> [Text provided]:

....

To enable typing of functions such as ``map`` and ``zip``, we introduce the
``Map`` type operator. Not to be confused with the existing operator
``typing.Mapping``, ``Map`` is analogous to ``map``, but for types:

::

    from typing import Map

    def args_to_lists(*args: *Ts) -> Map[List, Ts]: ...

    args_to_lists(1, 'a')  # Inferred type is Tuple[List[int], List[str]]

``Map`` takes two operands. The first operand is a parameterizable
type (or type alias [#type_aliases]_) such as ``Tuple``, ``List``, or a
user-defined generic class. The second operand is a type variable tuple.
The result of ``Map`` is a ``Tuple``, where the Nth type in the ``Tuple`` is
the first operand parameterized by the Nth type in the type variable tuple.

....

> [Material shown]:
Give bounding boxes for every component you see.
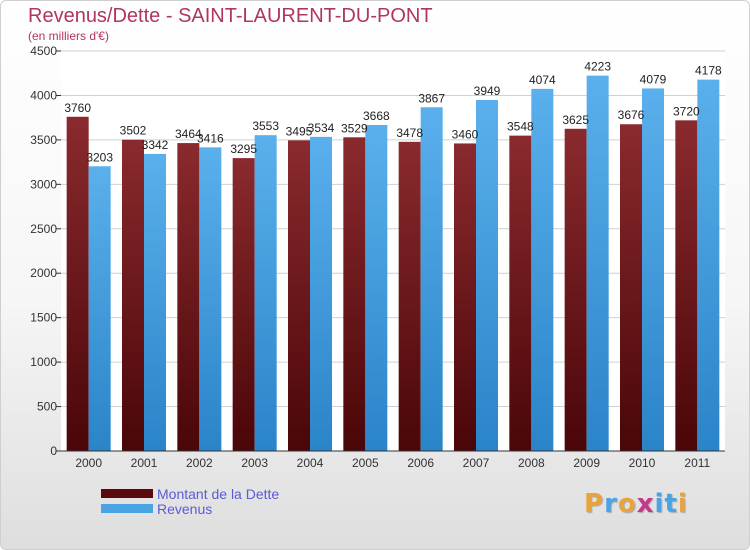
bar-value-label: 4079 [640, 72, 667, 86]
proxiti-logo: Proxiti [584, 489, 688, 519]
x-tick-label: 2006 [407, 456, 434, 470]
x-tick-label: 2008 [518, 456, 545, 470]
bar-value-label: 3534 [308, 121, 335, 135]
x-tick-label: 2005 [352, 456, 379, 470]
bar-dette [232, 158, 255, 451]
y-tick-label: 2000 [30, 266, 57, 280]
logo-letter: i [654, 489, 665, 519]
y-tick-label: 3500 [30, 133, 57, 147]
bar-value-label: 3625 [562, 113, 589, 127]
bar-revenus [88, 166, 111, 452]
legend-label-dette: Montant de la Dette [157, 486, 280, 502]
bar-dette [620, 124, 642, 451]
bar-value-label: 4074 [529, 73, 556, 87]
bar-value-label: 3295 [230, 142, 257, 156]
bar-revenus [420, 107, 443, 452]
bar-dette [398, 141, 421, 451]
bar-value-label: 3553 [252, 119, 279, 133]
y-tick-label: 1000 [30, 355, 57, 369]
bar-value-label: 3720 [673, 104, 700, 118]
bar-value-label: 3867 [418, 91, 445, 105]
x-tick-label: 2000 [75, 456, 102, 470]
bar-value-label: 3760 [64, 101, 91, 115]
chart-title: Revenus/Dette - SAINT-LAURENT-DU-PONT [28, 5, 433, 27]
bar-dette [675, 120, 698, 451]
legend-swatch-dette [101, 489, 153, 498]
y-tick-label: 4500 [30, 44, 57, 58]
logo-letter: o [617, 489, 637, 519]
x-tick-label: 2009 [573, 456, 600, 470]
bar-value-label: 4223 [584, 60, 611, 74]
bar-dette [509, 135, 532, 451]
bar-dette [454, 143, 476, 451]
bar-value-label: 3416 [197, 131, 224, 145]
bar-dette [177, 143, 200, 452]
bar-dette [66, 116, 89, 452]
bar-revenus [254, 135, 277, 451]
x-tick-label: 2003 [241, 456, 268, 470]
chart-subtitle: (en milliers d'€) [28, 29, 109, 43]
bar-dette [288, 140, 310, 452]
x-tick-label: 2002 [186, 456, 213, 470]
bar-value-label: 3460 [452, 127, 479, 141]
bar-dette [122, 139, 144, 451]
logo-letter: r [604, 489, 618, 519]
bar-value-label: 4178 [695, 64, 722, 78]
x-tick-label: 2001 [131, 456, 158, 470]
y-tick-label: 500 [37, 400, 57, 414]
bar-dette [343, 137, 366, 452]
bar-revenus [697, 79, 720, 451]
bar-revenus [365, 124, 388, 451]
bar-revenus [199, 147, 222, 451]
legend-swatch-revenus [101, 504, 153, 513]
y-tick-label: 1500 [30, 311, 57, 325]
bar-value-label: 3668 [363, 109, 390, 123]
y-tick-label: 2500 [30, 222, 57, 236]
bar-value-label: 3949 [474, 84, 501, 98]
bar-revenus [586, 75, 609, 451]
legend-label-revenus: Revenus [157, 501, 213, 517]
plot-area [61, 51, 725, 451]
bar-revenus [476, 99, 498, 451]
bar-value-label: 3342 [142, 138, 169, 152]
logo-letter: i [677, 489, 688, 519]
bar-value-label: 3203 [86, 150, 113, 164]
bar-dette [564, 128, 587, 451]
bar-revenus [642, 88, 664, 451]
bar-value-label: 3478 [396, 126, 423, 140]
bar-revenus [531, 88, 554, 451]
x-tick-label: 2007 [463, 456, 490, 470]
logo-letter: P [584, 489, 605, 519]
bar-revenus [144, 153, 166, 451]
bar-value-label: 3529 [341, 121, 368, 135]
y-tick-label: 3000 [30, 177, 57, 191]
bar-value-label: 3548 [507, 120, 534, 134]
bar-value-label: 3464 [175, 127, 202, 141]
logo-letter: t [664, 489, 678, 519]
x-tick-label: 2011 [684, 456, 710, 470]
bar-revenus [310, 136, 332, 451]
logo-letter: x [636, 489, 655, 519]
bar-value-label: 3502 [120, 124, 147, 138]
y-tick-label: 0 [50, 444, 57, 458]
bar-value-label: 3495 [286, 124, 313, 138]
y-tick-label: 4000 [30, 88, 57, 102]
x-tick-label: 2010 [629, 456, 656, 470]
x-tick-label: 2004 [297, 456, 324, 470]
bar-value-label: 3676 [618, 108, 645, 122]
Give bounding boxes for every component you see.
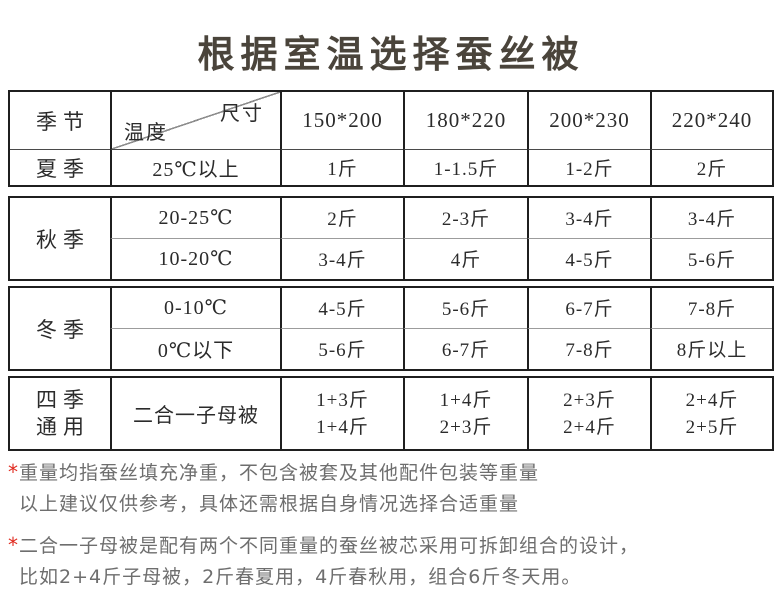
weight-cell: 1斤 [280, 150, 403, 185]
header-size-200x230: 200*230 [527, 92, 650, 150]
header-corner-cell: 尺寸 温度 [110, 92, 280, 150]
season-winter: 冬季 [36, 317, 90, 342]
footnote-combo-quilt: * 二合一子母被是配有两个不同重量的蚕丝被芯采用可拆卸组合的设计， 比如2+4斤… [8, 531, 768, 593]
header-size-220x240: 220*240 [650, 92, 772, 150]
season-all-seasons: 四季 通用 [10, 378, 110, 449]
weight-cell: 1-2斤 [527, 150, 650, 185]
weight-cell: 7-8斤 [650, 288, 772, 329]
table-section-summer: 季节 尺寸 温度 150*200 180*220 200*230 220*240… [8, 90, 774, 187]
temp-cell: 0-10℃ [110, 288, 280, 329]
weight-line: 1+4斤 [316, 416, 369, 438]
weight-cell: 3-4斤 [650, 198, 772, 239]
asterisk-marker: * [8, 460, 19, 484]
weight-cell: 7-8斤 [527, 328, 650, 369]
footnote-weight: * 重量均指蚕丝填充净重，不包含被套及其他配件包装等重量 以上建议仅供参考，具体… [8, 458, 768, 520]
weight-cell: 8斤以上 [650, 328, 772, 369]
season-line: 通用 [36, 414, 90, 439]
table-section-winter: 冬季 0-10℃ 4-5斤 5-6斤 6-7斤 7-8斤 0℃以下 5-6斤 6… [8, 286, 774, 371]
footnote-line: 二合一子母被是配有两个不同重量的蚕丝被芯采用可拆卸组合的设计， [19, 535, 640, 557]
temp-cell: 20-25℃ [110, 198, 280, 239]
weight-cell: 4-5斤 [280, 288, 403, 329]
weight-cell: 1-1.5斤 [403, 150, 527, 185]
corner-temp-label: 温度 [124, 122, 168, 144]
header-season: 季节 [10, 92, 110, 150]
weight-cell: 3-4斤 [280, 238, 403, 279]
weight-line: 1+3斤 [316, 389, 369, 411]
table-section-autumn: 秋季 20-25℃ 2斤 2-3斤 3-4斤 3-4斤 10-20℃ 3-4斤 … [8, 196, 774, 281]
weight-cell: 5-6斤 [403, 288, 527, 329]
season-summer: 夏季 [36, 156, 90, 181]
temp-summer: 25℃以上 [110, 150, 280, 185]
weight-cell: 3-4斤 [527, 198, 650, 239]
weight-line: 2+5斤 [685, 416, 739, 438]
weight-line: 2+3斤 [439, 416, 493, 438]
asterisk-marker: * [8, 533, 19, 557]
temp-cell: 0℃以下 [110, 328, 280, 369]
weight-cell: 2-3斤 [403, 198, 527, 239]
weight-cell: 6-7斤 [527, 288, 650, 329]
weight-line: 1+4斤 [439, 389, 493, 411]
weight-cell: 2斤 [280, 198, 403, 239]
footnote-line: 重量均指蚕丝填充净重，不包含被套及其他配件包装等重量 [19, 462, 540, 484]
weight-cell: 1+4斤 2+3斤 [403, 378, 527, 449]
weight-line: 2+4斤 [685, 389, 739, 411]
corner-size-label: 尺寸 [220, 103, 264, 125]
header-size-180x220: 180*220 [403, 92, 527, 150]
season-line: 四季 [36, 387, 90, 412]
weight-cell: 2+3斤 2+4斤 [527, 378, 650, 449]
weight-cell: 2斤 [650, 150, 772, 185]
weight-cell: 5-6斤 [280, 328, 403, 369]
weight-cell: 4-5斤 [527, 238, 650, 279]
page-title: 根据室温选择蚕丝被 [197, 33, 585, 76]
weight-cell: 4斤 [403, 238, 527, 279]
weight-cell: 1+3斤 1+4斤 [280, 378, 403, 449]
season-autumn: 秋季 [36, 227, 90, 252]
weight-cell: 6-7斤 [403, 328, 527, 369]
weight-line: 2+3斤 [563, 389, 616, 411]
product-name: 二合一子母被 [110, 378, 280, 449]
weight-cell: 2+4斤 2+5斤 [650, 378, 772, 449]
temp-cell: 10-20℃ [110, 238, 280, 279]
weight-cell: 5-6斤 [650, 238, 772, 279]
weight-line: 2+4斤 [563, 416, 616, 438]
header-size-150x200: 150*200 [280, 92, 403, 150]
footnote-line: 比如2+4斤子母被，2斤春夏用，4斤春秋用，组合6斤冬天用。 [19, 566, 582, 588]
footnote-line: 以上建议仅供参考，具体还需根据自身情况选择合适重量 [19, 493, 520, 515]
table-section-all-seasons: 四季 通用 二合一子母被 1+3斤 1+4斤 1+4斤 2+3斤 2+3斤 2+… [8, 376, 774, 451]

....

> [Goals]:
a. Render the sentence "The second operand is a type variable tuple." from the text on the ``Map`` type operator into Spanish.
b. Extend the text on the ``Map`` type operator, picking up after its final sentence.
The records were taken from a separate source.

> [Answers to the exercises]:
a. El segundo operando es una tupla de variables de tipo.

b.
Because ``Map`` returns a parameterized ``Tuple``, it can be used anywhere
that a type variable tuple would be. For example, as the type of ``*args``:

::
    
    # Equivalent to 'arg1: List[T1], arg2: List[T2], ...'
    def foo(*args: *Map[List, Ts]): ...
    # Ts is bound to Tuple[int, str]
    foo([1], ['a'])

As a return type:

::

    # Equivalent to '-> Tuple[List[T1], List[T2], ...]'
    def bar(*args: *Ts) -> Map[List, Ts]: ...
    # Ts is bound to Tuple[float, bool]
    # Inferred type is Tuple[List[float], List[bool]]
    bar(1.0, True)

And as an argument type:

::

    # Equivalent to 'arg: Tuple[List[T1], List[T2], ...]'
    def baz(arg: Map[List, Ts]): ...
    # Ts is bound to Tuple[bool, bool]
    baz(([True], [False]))

``map`` and ``zip``
'''''''''''''''''''

``Map`` allows us to specify the signature of ``map`` as:

::

    Ts = TypeVarTuple('Ts')
    R = TypeVar(R)

    def map(func: Callable[[*Ts], R],
            *iterables: *Map[Iterable, Ts]) -> Iterable[R]: ...

    def func(int, str) -> float: ...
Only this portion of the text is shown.